* BEGIN Data provided *
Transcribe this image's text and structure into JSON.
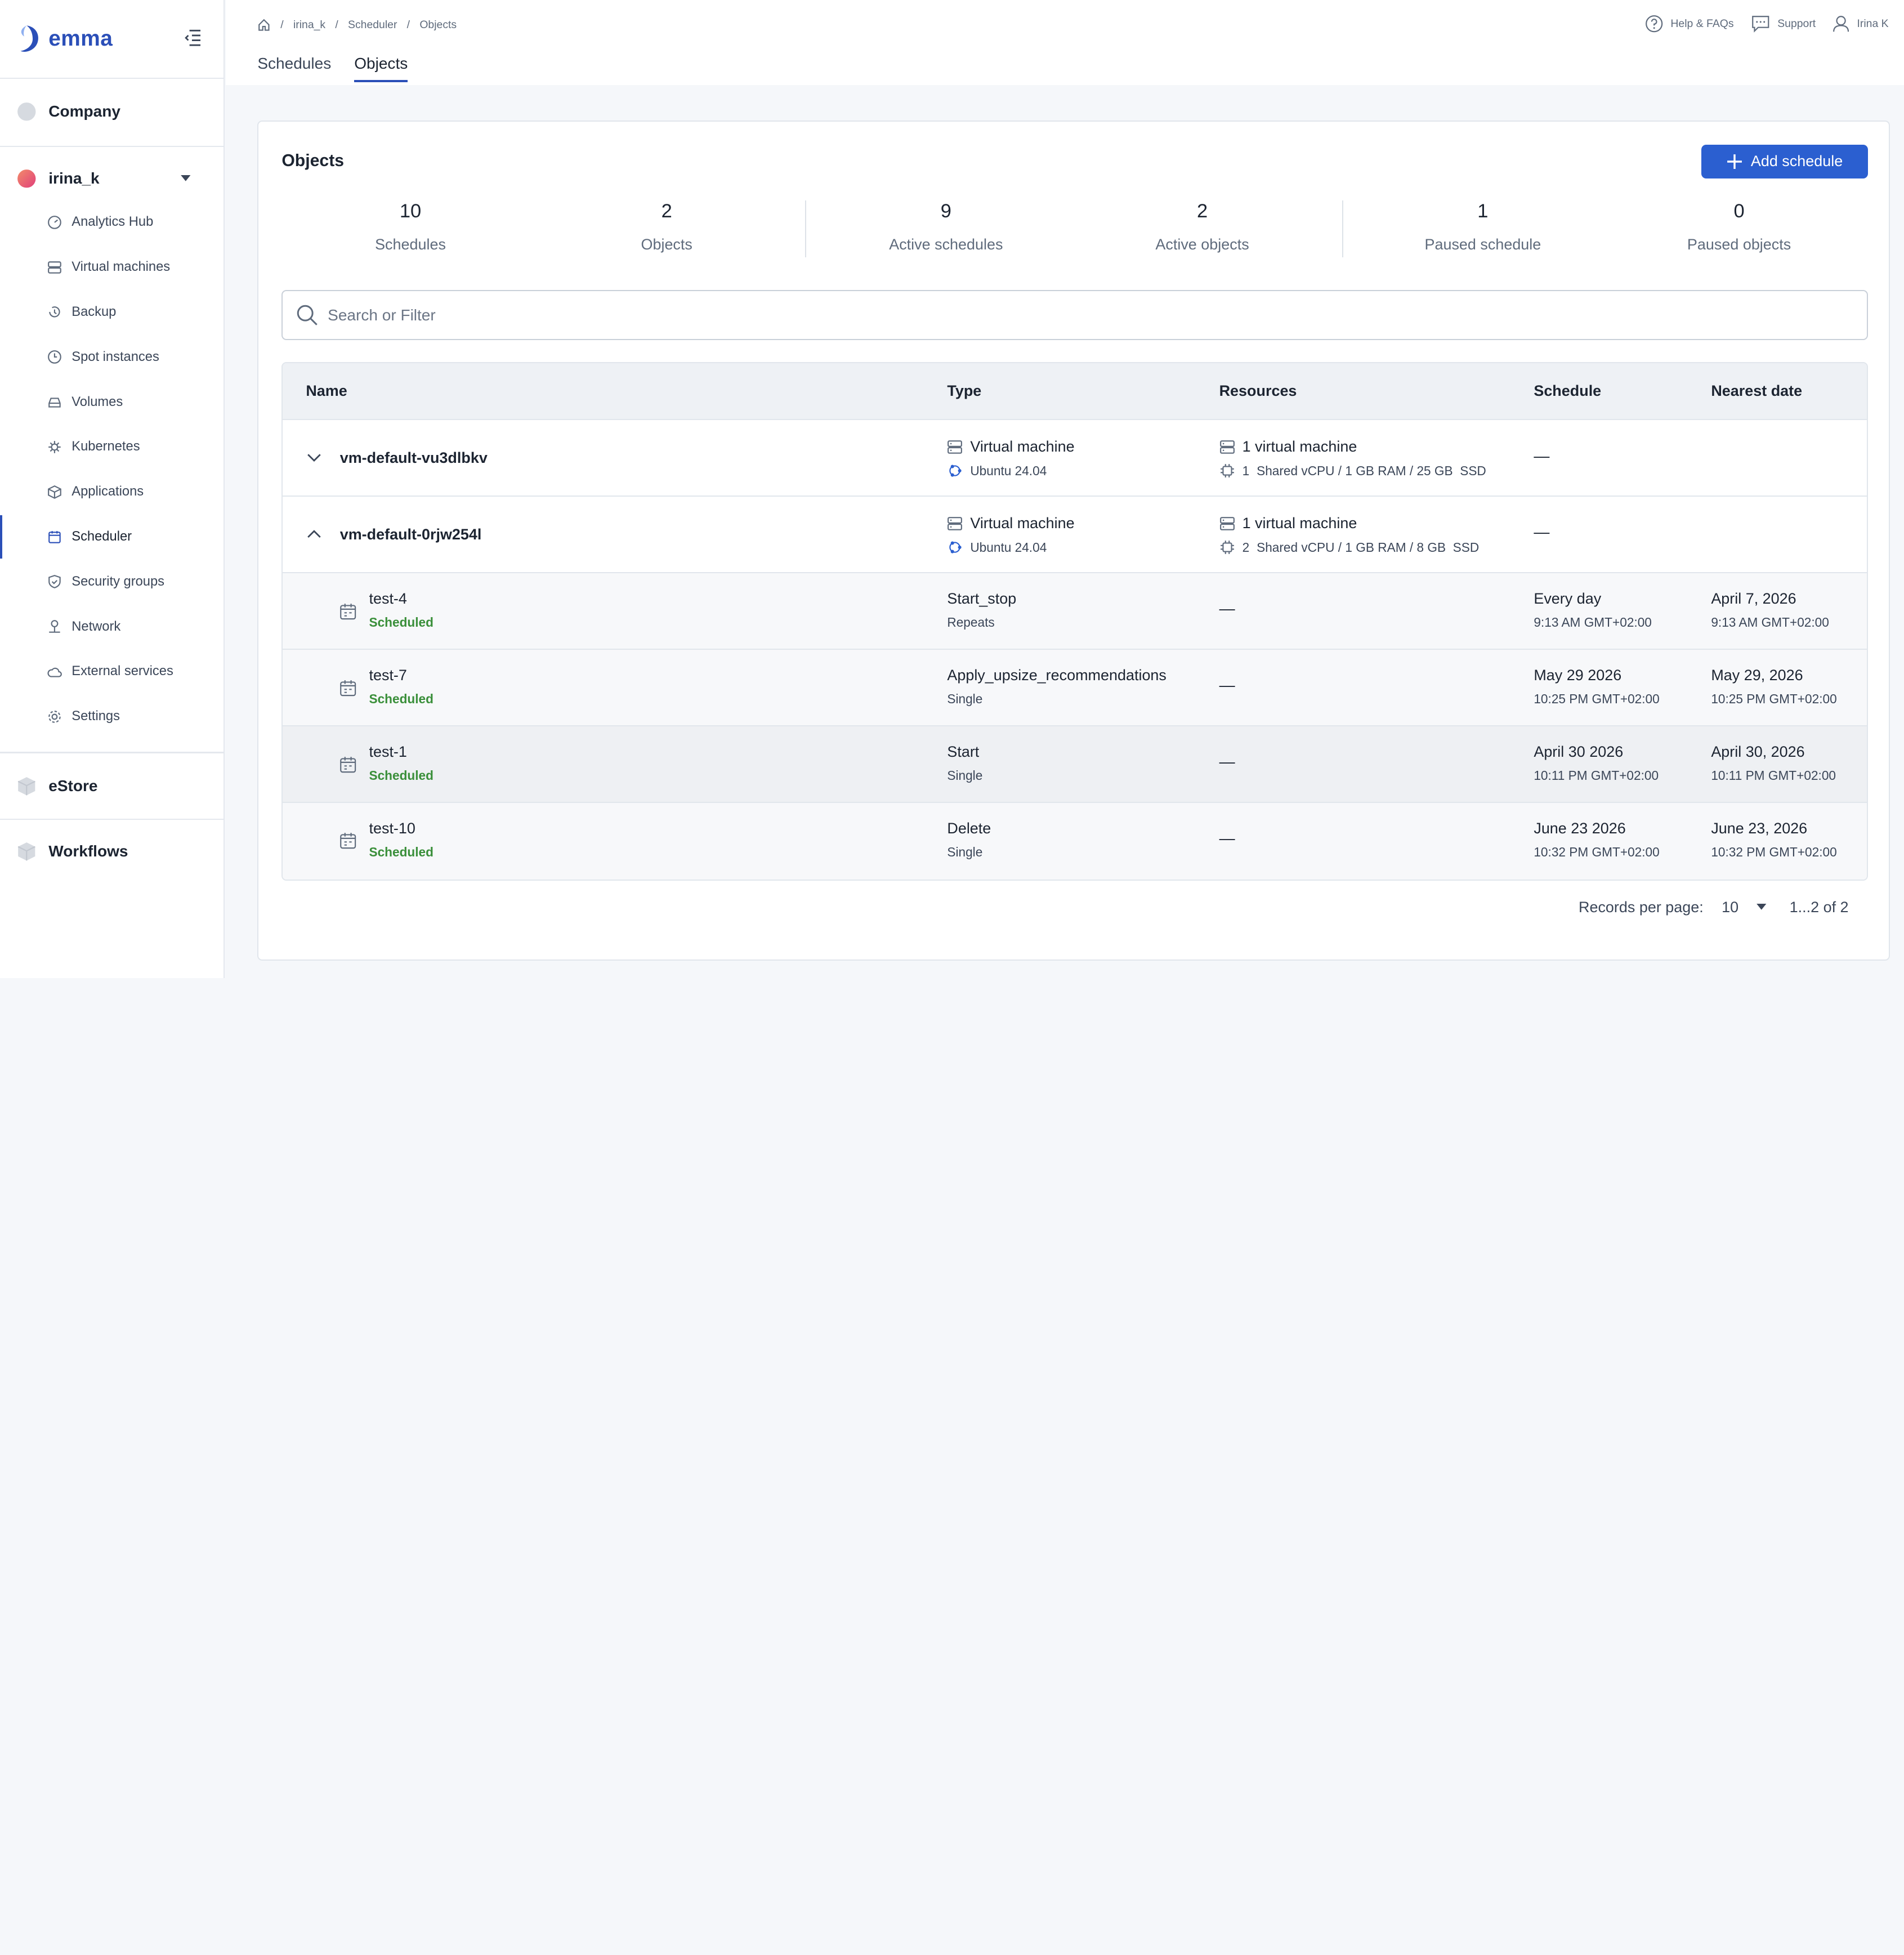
{
  "app": {
    "logo_text": "emma"
  },
  "sidebar": {
    "sections": {
      "company": "Company",
      "project": "irina_k",
      "estore": "eStore",
      "workflows": "Workflows"
    },
    "items": [
      {
        "label": "Analytics Hub",
        "icon": "gauge-icon"
      },
      {
        "label": "Virtual machines",
        "icon": "server-icon"
      },
      {
        "label": "Backup",
        "icon": "backup-icon"
      },
      {
        "label": "Spot instances",
        "icon": "clock-icon"
      },
      {
        "label": "Volumes",
        "icon": "volume-icon"
      },
      {
        "label": "Kubernetes",
        "icon": "kubernetes-icon"
      },
      {
        "label": "Applications",
        "icon": "cube-icon"
      },
      {
        "label": "Scheduler",
        "icon": "calendar-icon",
        "active": true
      },
      {
        "label": "Security groups",
        "icon": "shield-icon"
      },
      {
        "label": "Network",
        "icon": "network-icon"
      },
      {
        "label": "External services",
        "icon": "cloud-icon"
      },
      {
        "label": "Settings",
        "icon": "gear-icon"
      }
    ]
  },
  "header": {
    "breadcrumb": [
      "irina_k",
      "Scheduler",
      "Objects"
    ],
    "tabs": [
      "Schedules",
      "Objects"
    ],
    "active_tab": "Objects",
    "help": "Help & FAQs",
    "support": "Support",
    "user": "Irina K"
  },
  "card": {
    "title": "Objects",
    "add_button": "Add schedule",
    "stats": [
      {
        "value": "10",
        "label": "Schedules"
      },
      {
        "value": "2",
        "label": "Objects"
      },
      {
        "value": "9",
        "label": "Active schedules"
      },
      {
        "value": "2",
        "label": "Active objects"
      },
      {
        "value": "1",
        "label": "Paused schedule"
      },
      {
        "value": "0",
        "label": "Paused objects"
      }
    ],
    "search_placeholder": "Search or Filter"
  },
  "table": {
    "columns": [
      "Name",
      "Type",
      "Resources",
      "Schedule",
      "Nearest date"
    ],
    "objects": [
      {
        "name": "vm-default-vu3dlbkv",
        "type": "Virtual machine",
        "os": "Ubuntu 24.04",
        "resources": "1 virtual machine",
        "specs_count": "1",
        "specs": "Shared vCPU / 1 GB RAM / 25 GB  SSD",
        "schedule": "—",
        "expanded": false
      },
      {
        "name": "vm-default-0rjw254l",
        "type": "Virtual machine",
        "os": "Ubuntu 24.04",
        "resources": "1 virtual machine",
        "specs_count": "2",
        "specs": "Shared vCPU / 1 GB RAM / 8 GB  SSD",
        "schedule": "—",
        "expanded": true
      }
    ],
    "schedules": [
      {
        "name": "test-4",
        "status": "Scheduled",
        "type": "Start_stop",
        "mode": "Repeats",
        "resources": "—",
        "schedule": "Every day",
        "schedule_time": "9:13 AM GMT+02:00",
        "nearest": "April 7, 2026",
        "nearest_time": "9:13 AM GMT+02:00"
      },
      {
        "name": "test-7",
        "status": "Scheduled",
        "type": "Apply_upsize_recommendations",
        "mode": "Single",
        "resources": "—",
        "schedule": "May 29 2026",
        "schedule_time": "10:25 PM GMT+02:00",
        "nearest": "May 29, 2026",
        "nearest_time": "10:25 PM GMT+02:00"
      },
      {
        "name": "test-1",
        "status": "Scheduled",
        "type": "Start",
        "mode": "Single",
        "resources": "—",
        "schedule": "April 30 2026",
        "schedule_time": "10:11 PM GMT+02:00",
        "nearest": "April 30, 2026",
        "nearest_time": "10:11 PM GMT+02:00"
      },
      {
        "name": "test-10",
        "status": "Scheduled",
        "type": "Delete",
        "mode": "Single",
        "resources": "—",
        "schedule": "June 23 2026",
        "schedule_time": "10:32 PM GMT+02:00",
        "nearest": "June 23, 2026",
        "nearest_time": "10:32 PM GMT+02:00"
      }
    ]
  },
  "pagination": {
    "label": "Records per page:",
    "per_page": "10",
    "range": "1...2 of 2"
  },
  "colors": {
    "accent": "#2b5fd0",
    "status_scheduled": "#3a8f3a",
    "brand": "#2b4fb8"
  }
}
* END Data provided *
Directions for this task - Except for the pictures, reproduce every line exactly.

Written reply -
Transcribe this image's text and structure into JSON.
{
  "app": {
    "logo_text": "emma"
  },
  "sidebar": {
    "sections": {
      "company": "Company",
      "project": "irina_k",
      "estore": "eStore",
      "workflows": "Workflows"
    },
    "items": [
      {
        "label": "Analytics Hub",
        "icon": "gauge-icon"
      },
      {
        "label": "Virtual machines",
        "icon": "server-icon"
      },
      {
        "label": "Backup",
        "icon": "backup-icon"
      },
      {
        "label": "Spot instances",
        "icon": "clock-icon"
      },
      {
        "label": "Volumes",
        "icon": "volume-icon"
      },
      {
        "label": "Kubernetes",
        "icon": "kubernetes-icon"
      },
      {
        "label": "Applications",
        "icon": "cube-icon"
      },
      {
        "label": "Scheduler",
        "icon": "calendar-icon",
        "active": true
      },
      {
        "label": "Security groups",
        "icon": "shield-icon"
      },
      {
        "label": "Network",
        "icon": "network-icon"
      },
      {
        "label": "External services",
        "icon": "cloud-icon"
      },
      {
        "label": "Settings",
        "icon": "gear-icon"
      }
    ]
  },
  "header": {
    "breadcrumb": [
      "irina_k",
      "Scheduler",
      "Objects"
    ],
    "tabs": [
      "Schedules",
      "Objects"
    ],
    "active_tab": "Objects",
    "help": "Help & FAQs",
    "support": "Support",
    "user": "Irina K"
  },
  "card": {
    "title": "Objects",
    "add_button": "Add schedule",
    "stats": [
      {
        "value": "10",
        "label": "Schedules"
      },
      {
        "value": "2",
        "label": "Objects"
      },
      {
        "value": "9",
        "label": "Active schedules"
      },
      {
        "value": "2",
        "label": "Active objects"
      },
      {
        "value": "1",
        "label": "Paused schedule"
      },
      {
        "value": "0",
        "label": "Paused objects"
      }
    ],
    "search_placeholder": "Search or Filter"
  },
  "table": {
    "columns": [
      "Name",
      "Type",
      "Resources",
      "Schedule",
      "Nearest date"
    ],
    "objects": [
      {
        "name": "vm-default-vu3dlbkv",
        "type": "Virtual machine",
        "os": "Ubuntu 24.04",
        "resources": "1 virtual machine",
        "specs_count": "1",
        "specs": "Shared vCPU / 1 GB RAM / 25 GB  SSD",
        "schedule": "—",
        "expanded": false
      },
      {
        "name": "vm-default-0rjw254l",
        "type": "Virtual machine",
        "os": "Ubuntu 24.04",
        "resources": "1 virtual machine",
        "specs_count": "2",
        "specs": "Shared vCPU / 1 GB RAM / 8 GB  SSD",
        "schedule": "—",
        "expanded": true
      }
    ],
    "schedules": [
      {
        "name": "test-4",
        "status": "Scheduled",
        "type": "Start_stop",
        "mode": "Repeats",
        "resources": "—",
        "schedule": "Every day",
        "schedule_time": "9:13 AM GMT+02:00",
        "nearest": "April 7, 2026",
        "nearest_time": "9:13 AM GMT+02:00"
      },
      {
        "name": "test-7",
        "status": "Scheduled",
        "type": "Apply_upsize_recommendations",
        "mode": "Single",
        "resources": "—",
        "schedule": "May 29 2026",
        "schedule_time": "10:25 PM GMT+02:00",
        "nearest": "May 29, 2026",
        "nearest_time": "10:25 PM GMT+02:00"
      },
      {
        "name": "test-1",
        "status": "Scheduled",
        "type": "Start",
        "mode": "Single",
        "resources": "—",
        "schedule": "April 30 2026",
        "schedule_time": "10:11 PM GMT+02:00",
        "nearest": "April 30, 2026",
        "nearest_time": "10:11 PM GMT+02:00"
      },
      {
        "name": "test-10",
        "status": "Scheduled",
        "type": "Delete",
        "mode": "Single",
        "resources": "—",
        "schedule": "June 23 2026",
        "schedule_time": "10:32 PM GMT+02:00",
        "nearest": "June 23, 2026",
        "nearest_time": "10:32 PM GMT+02:00"
      }
    ]
  },
  "pagination": {
    "label": "Records per page:",
    "per_page": "10",
    "range": "1...2 of 2"
  },
  "colors": {
    "accent": "#2b5fd0",
    "status_scheduled": "#3a8f3a",
    "brand": "#2b4fb8"
  }
}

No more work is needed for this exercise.